> _What is needed_:
Report every line in the rows below that contains the word "Localize", treating uppercase and lowercase letters as different.
----------
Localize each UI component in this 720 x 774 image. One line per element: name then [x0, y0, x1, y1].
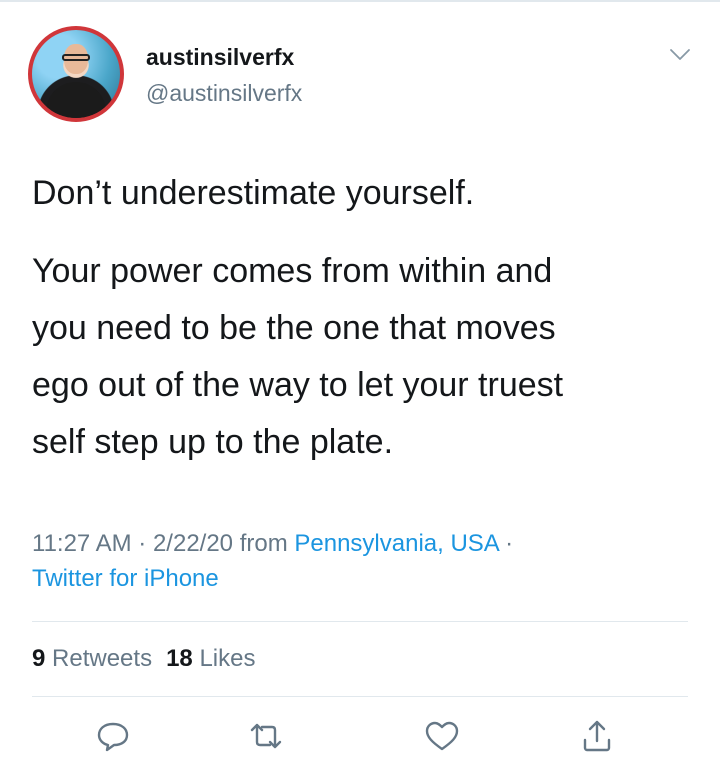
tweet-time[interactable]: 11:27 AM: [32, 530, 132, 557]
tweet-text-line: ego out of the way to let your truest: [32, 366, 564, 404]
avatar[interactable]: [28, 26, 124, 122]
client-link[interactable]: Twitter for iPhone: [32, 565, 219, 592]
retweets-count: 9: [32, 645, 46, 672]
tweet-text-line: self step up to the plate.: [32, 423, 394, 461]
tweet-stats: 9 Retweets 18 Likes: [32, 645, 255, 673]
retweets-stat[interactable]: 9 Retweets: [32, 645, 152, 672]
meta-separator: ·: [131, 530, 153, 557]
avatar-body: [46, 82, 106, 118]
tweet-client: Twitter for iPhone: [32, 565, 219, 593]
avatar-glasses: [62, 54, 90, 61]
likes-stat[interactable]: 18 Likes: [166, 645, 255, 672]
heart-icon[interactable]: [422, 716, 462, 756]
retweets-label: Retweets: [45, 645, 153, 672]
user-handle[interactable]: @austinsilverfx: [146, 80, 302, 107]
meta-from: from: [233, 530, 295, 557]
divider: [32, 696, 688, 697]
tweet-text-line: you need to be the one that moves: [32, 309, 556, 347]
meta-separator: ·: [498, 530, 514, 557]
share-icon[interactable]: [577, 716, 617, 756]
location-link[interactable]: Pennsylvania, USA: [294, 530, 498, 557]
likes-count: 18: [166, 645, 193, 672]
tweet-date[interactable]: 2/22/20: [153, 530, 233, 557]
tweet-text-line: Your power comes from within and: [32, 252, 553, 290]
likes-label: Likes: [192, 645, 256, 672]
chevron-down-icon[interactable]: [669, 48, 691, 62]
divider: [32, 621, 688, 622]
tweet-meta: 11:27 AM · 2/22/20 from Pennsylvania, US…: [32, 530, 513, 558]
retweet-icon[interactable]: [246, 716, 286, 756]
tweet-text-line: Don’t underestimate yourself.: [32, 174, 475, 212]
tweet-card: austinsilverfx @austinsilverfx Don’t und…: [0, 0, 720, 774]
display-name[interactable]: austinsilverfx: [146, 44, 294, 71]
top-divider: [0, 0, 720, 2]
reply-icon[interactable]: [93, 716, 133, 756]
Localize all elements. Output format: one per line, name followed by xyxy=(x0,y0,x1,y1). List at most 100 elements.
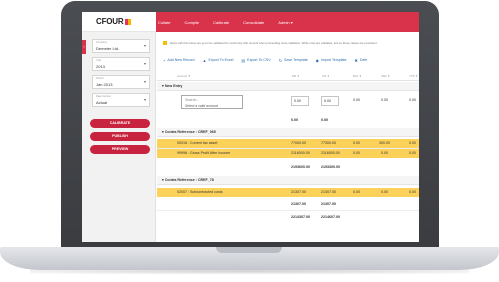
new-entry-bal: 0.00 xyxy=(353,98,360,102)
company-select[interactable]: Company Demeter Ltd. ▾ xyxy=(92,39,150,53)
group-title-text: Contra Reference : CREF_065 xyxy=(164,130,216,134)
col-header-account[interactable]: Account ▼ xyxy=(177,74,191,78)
----------
> _Answer to the problem_:
Localize each UI component in this 720 x 774 image. One line per element: name then [x0, y0, x1, y1].
Localize all elements. Output format: one per line, name followed by xyxy=(x0,y0,x1,y1). List at most 100 elements.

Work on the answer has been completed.